### Task prompt
Below is a block of records: output all of them exactly and leave out the pictures.

━━ Data shown ━━

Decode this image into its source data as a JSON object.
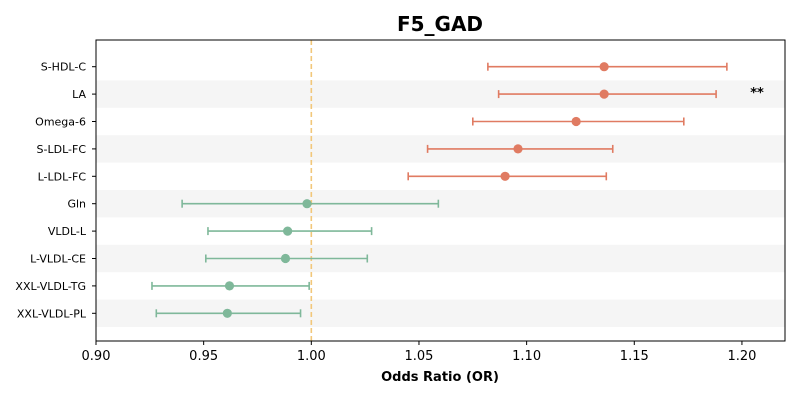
{
  "chart_data": {
    "type": "forest",
    "title": "F5_GAD",
    "xlabel": "Odds Ratio (OR)",
    "ylabel": "",
    "xlim": [
      0.9,
      1.22
    ],
    "xticks": [
      0.9,
      0.95,
      1.0,
      1.05,
      1.1,
      1.15,
      1.2
    ],
    "xtick_labels": [
      "0.90",
      "0.95",
      "1.00",
      "1.05",
      "1.10",
      "1.15",
      "1.20"
    ],
    "reference_line": 1.0,
    "grid": false,
    "colors": {
      "positive": "#E07B62",
      "negative": "#7FB89A",
      "reference": "#F2C77A",
      "band": "#F5F5F5"
    },
    "rows": [
      {
        "label": "S-HDL-C",
        "or": 1.136,
        "low": 1.082,
        "high": 1.193,
        "group": "positive",
        "sig": ""
      },
      {
        "label": "LA",
        "or": 1.136,
        "low": 1.087,
        "high": 1.188,
        "group": "positive",
        "sig": "**"
      },
      {
        "label": "Omega-6",
        "or": 1.123,
        "low": 1.075,
        "high": 1.173,
        "group": "positive",
        "sig": ""
      },
      {
        "label": "S-LDL-FC",
        "or": 1.096,
        "low": 1.054,
        "high": 1.14,
        "group": "positive",
        "sig": ""
      },
      {
        "label": "L-LDL-FC",
        "or": 1.09,
        "low": 1.045,
        "high": 1.137,
        "group": "positive",
        "sig": ""
      },
      {
        "label": "Gln",
        "or": 0.998,
        "low": 0.94,
        "high": 1.059,
        "group": "negative",
        "sig": ""
      },
      {
        "label": "VLDL-L",
        "or": 0.989,
        "low": 0.952,
        "high": 1.028,
        "group": "negative",
        "sig": ""
      },
      {
        "label": "L-VLDL-CE",
        "or": 0.988,
        "low": 0.951,
        "high": 1.026,
        "group": "negative",
        "sig": ""
      },
      {
        "label": "XXL-VLDL-TG",
        "or": 0.962,
        "low": 0.926,
        "high": 0.999,
        "group": "negative",
        "sig": ""
      },
      {
        "label": "XXL-VLDL-PL",
        "or": 0.961,
        "low": 0.928,
        "high": 0.995,
        "group": "negative",
        "sig": ""
      }
    ]
  }
}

━━━

### Response
Decode this image into its source data as a JSON object.
{
  "chart_data": {
    "type": "forest",
    "title": "F5_GAD",
    "xlabel": "Odds Ratio (OR)",
    "ylabel": "",
    "xlim": [
      0.9,
      1.22
    ],
    "xticks": [
      0.9,
      0.95,
      1.0,
      1.05,
      1.1,
      1.15,
      1.2
    ],
    "xtick_labels": [
      "0.90",
      "0.95",
      "1.00",
      "1.05",
      "1.10",
      "1.15",
      "1.20"
    ],
    "reference_line": 1.0,
    "grid": false,
    "colors": {
      "positive": "#E07B62",
      "negative": "#7FB89A",
      "reference": "#F2C77A",
      "band": "#F5F5F5"
    },
    "rows": [
      {
        "label": "S-HDL-C",
        "or": 1.136,
        "low": 1.082,
        "high": 1.193,
        "group": "positive",
        "sig": ""
      },
      {
        "label": "LA",
        "or": 1.136,
        "low": 1.087,
        "high": 1.188,
        "group": "positive",
        "sig": "**"
      },
      {
        "label": "Omega-6",
        "or": 1.123,
        "low": 1.075,
        "high": 1.173,
        "group": "positive",
        "sig": ""
      },
      {
        "label": "S-LDL-FC",
        "or": 1.096,
        "low": 1.054,
        "high": 1.14,
        "group": "positive",
        "sig": ""
      },
      {
        "label": "L-LDL-FC",
        "or": 1.09,
        "low": 1.045,
        "high": 1.137,
        "group": "positive",
        "sig": ""
      },
      {
        "label": "Gln",
        "or": 0.998,
        "low": 0.94,
        "high": 1.059,
        "group": "negative",
        "sig": ""
      },
      {
        "label": "VLDL-L",
        "or": 0.989,
        "low": 0.952,
        "high": 1.028,
        "group": "negative",
        "sig": ""
      },
      {
        "label": "L-VLDL-CE",
        "or": 0.988,
        "low": 0.951,
        "high": 1.026,
        "group": "negative",
        "sig": ""
      },
      {
        "label": "XXL-VLDL-TG",
        "or": 0.962,
        "low": 0.926,
        "high": 0.999,
        "group": "negative",
        "sig": ""
      },
      {
        "label": "XXL-VLDL-PL",
        "or": 0.961,
        "low": 0.928,
        "high": 0.995,
        "group": "negative",
        "sig": ""
      }
    ]
  }
}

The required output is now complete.